* DO THIS *
Which lines in the records below contain the word "will"? Copy each one out.

* DATA *
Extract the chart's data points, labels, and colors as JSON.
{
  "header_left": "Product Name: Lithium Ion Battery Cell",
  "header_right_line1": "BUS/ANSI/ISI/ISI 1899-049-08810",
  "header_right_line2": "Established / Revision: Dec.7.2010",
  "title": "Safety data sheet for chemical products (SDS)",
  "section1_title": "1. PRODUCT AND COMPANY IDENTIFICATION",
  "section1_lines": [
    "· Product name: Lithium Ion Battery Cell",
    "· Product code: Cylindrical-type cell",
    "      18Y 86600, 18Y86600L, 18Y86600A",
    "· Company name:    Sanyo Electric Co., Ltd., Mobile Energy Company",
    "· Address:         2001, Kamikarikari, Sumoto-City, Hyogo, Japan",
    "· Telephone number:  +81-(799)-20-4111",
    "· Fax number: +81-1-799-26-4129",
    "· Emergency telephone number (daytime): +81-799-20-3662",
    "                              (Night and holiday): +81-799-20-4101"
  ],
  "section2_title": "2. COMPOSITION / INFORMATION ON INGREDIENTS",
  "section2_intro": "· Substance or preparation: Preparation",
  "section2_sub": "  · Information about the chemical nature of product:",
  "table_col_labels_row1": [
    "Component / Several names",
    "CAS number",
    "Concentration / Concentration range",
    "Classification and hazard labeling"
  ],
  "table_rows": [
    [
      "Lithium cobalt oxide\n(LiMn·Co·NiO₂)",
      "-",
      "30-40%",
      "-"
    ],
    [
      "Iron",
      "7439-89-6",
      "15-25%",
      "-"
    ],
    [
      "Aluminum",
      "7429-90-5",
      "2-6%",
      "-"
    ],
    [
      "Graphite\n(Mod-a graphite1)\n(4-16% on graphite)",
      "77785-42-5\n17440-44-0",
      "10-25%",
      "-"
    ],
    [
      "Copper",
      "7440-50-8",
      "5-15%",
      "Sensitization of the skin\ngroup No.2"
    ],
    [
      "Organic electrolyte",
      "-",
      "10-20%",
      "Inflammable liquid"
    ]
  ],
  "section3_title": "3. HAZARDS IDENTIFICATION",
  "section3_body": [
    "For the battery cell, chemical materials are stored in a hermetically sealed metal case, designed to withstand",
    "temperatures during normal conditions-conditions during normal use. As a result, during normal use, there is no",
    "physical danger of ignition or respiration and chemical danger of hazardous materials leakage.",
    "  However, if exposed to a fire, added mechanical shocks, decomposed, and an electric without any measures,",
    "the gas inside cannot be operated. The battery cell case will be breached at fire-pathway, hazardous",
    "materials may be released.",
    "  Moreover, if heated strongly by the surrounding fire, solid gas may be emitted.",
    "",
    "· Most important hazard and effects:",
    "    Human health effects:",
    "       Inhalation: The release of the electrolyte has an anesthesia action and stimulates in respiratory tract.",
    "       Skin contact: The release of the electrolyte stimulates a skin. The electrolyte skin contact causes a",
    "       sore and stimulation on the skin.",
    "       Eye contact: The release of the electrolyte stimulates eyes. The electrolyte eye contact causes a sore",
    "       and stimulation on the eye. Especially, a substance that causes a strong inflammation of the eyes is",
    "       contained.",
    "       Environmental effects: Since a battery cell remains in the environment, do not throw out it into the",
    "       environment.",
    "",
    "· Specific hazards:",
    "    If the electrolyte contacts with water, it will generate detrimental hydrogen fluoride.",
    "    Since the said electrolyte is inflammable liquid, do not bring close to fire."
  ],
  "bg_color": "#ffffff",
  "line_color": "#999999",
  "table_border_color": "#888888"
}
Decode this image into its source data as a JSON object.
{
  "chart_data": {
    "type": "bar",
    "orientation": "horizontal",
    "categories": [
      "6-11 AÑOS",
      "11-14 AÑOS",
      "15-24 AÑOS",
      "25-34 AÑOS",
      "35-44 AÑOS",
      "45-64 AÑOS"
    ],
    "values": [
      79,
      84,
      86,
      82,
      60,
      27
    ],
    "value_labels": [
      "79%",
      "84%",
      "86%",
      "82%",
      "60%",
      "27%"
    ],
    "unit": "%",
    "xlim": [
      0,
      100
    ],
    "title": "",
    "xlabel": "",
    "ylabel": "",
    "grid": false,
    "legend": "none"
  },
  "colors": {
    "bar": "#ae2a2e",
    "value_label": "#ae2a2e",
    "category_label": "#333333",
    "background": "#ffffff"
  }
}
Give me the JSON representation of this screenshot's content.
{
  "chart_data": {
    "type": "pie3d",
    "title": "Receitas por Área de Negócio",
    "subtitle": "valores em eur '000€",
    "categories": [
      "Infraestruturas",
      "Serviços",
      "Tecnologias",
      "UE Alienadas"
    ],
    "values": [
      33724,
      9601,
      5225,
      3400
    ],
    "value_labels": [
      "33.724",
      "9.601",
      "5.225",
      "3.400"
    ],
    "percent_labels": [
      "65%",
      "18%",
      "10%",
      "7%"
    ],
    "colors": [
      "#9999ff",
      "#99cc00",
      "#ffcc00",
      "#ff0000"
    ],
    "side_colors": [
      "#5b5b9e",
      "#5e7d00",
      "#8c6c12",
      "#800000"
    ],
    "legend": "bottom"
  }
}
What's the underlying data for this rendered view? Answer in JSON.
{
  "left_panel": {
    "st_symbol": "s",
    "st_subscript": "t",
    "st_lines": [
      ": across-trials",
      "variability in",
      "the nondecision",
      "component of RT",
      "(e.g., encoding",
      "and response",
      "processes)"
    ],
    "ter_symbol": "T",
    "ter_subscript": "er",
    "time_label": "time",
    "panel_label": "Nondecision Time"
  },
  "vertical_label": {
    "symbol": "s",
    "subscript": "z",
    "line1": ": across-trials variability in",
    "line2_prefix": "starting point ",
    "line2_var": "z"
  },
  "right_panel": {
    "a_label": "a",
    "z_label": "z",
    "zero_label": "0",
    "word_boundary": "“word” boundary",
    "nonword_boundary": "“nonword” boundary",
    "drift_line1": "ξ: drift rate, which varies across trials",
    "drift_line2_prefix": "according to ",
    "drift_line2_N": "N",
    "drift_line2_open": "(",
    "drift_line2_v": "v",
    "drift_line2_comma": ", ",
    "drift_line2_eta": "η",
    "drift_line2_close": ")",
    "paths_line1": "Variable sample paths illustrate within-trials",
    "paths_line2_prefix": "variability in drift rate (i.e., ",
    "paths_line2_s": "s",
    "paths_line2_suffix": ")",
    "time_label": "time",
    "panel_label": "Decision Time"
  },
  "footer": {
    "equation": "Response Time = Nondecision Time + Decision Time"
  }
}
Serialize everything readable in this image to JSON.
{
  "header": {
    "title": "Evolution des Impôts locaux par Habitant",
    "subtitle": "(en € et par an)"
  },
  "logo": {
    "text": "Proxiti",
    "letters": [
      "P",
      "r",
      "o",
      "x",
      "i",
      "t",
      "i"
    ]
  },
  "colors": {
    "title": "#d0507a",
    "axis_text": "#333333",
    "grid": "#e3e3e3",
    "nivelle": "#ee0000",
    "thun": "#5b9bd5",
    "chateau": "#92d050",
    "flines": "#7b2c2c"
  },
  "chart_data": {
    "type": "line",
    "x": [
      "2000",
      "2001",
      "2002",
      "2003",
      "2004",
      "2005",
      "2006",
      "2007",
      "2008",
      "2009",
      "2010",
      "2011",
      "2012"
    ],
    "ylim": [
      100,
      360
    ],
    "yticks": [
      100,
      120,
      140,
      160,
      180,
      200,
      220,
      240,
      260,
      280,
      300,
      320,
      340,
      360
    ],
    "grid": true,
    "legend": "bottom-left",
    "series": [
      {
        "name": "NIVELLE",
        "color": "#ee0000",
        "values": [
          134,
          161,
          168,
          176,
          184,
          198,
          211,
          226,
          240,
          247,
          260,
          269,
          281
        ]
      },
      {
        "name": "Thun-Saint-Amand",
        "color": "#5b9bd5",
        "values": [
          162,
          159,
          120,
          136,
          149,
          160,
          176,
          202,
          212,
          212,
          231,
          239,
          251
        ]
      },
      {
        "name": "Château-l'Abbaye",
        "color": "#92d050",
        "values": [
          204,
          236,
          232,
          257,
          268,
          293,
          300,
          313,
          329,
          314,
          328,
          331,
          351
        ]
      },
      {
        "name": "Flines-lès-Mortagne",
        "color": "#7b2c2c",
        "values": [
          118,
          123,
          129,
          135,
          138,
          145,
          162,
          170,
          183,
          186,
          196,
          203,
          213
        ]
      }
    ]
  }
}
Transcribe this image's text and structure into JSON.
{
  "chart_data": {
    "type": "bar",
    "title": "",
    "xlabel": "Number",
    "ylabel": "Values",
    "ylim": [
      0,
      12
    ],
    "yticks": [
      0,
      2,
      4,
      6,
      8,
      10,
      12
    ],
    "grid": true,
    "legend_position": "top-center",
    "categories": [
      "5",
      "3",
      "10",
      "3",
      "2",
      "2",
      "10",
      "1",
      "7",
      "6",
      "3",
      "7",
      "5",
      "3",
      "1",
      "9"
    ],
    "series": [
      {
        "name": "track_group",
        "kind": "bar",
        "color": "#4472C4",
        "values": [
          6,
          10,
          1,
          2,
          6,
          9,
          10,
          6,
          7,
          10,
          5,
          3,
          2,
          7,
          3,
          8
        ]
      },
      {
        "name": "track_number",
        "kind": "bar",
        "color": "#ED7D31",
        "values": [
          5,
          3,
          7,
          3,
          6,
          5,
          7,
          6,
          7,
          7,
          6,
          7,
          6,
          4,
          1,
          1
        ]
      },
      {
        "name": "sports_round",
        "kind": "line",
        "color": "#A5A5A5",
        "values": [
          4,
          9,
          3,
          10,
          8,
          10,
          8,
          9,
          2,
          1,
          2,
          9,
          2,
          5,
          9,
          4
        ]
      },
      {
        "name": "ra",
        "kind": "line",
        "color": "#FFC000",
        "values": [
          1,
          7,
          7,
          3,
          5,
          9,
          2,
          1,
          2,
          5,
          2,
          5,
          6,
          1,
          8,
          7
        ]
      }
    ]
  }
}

* WORKED ANSWER *
    "the gas inside cannot be operated. The battery cell case will be breached at fire-pathway, hazardous",
    "    If the electrolyte contacts with water, it will generate detrimental hydrogen fluoride.",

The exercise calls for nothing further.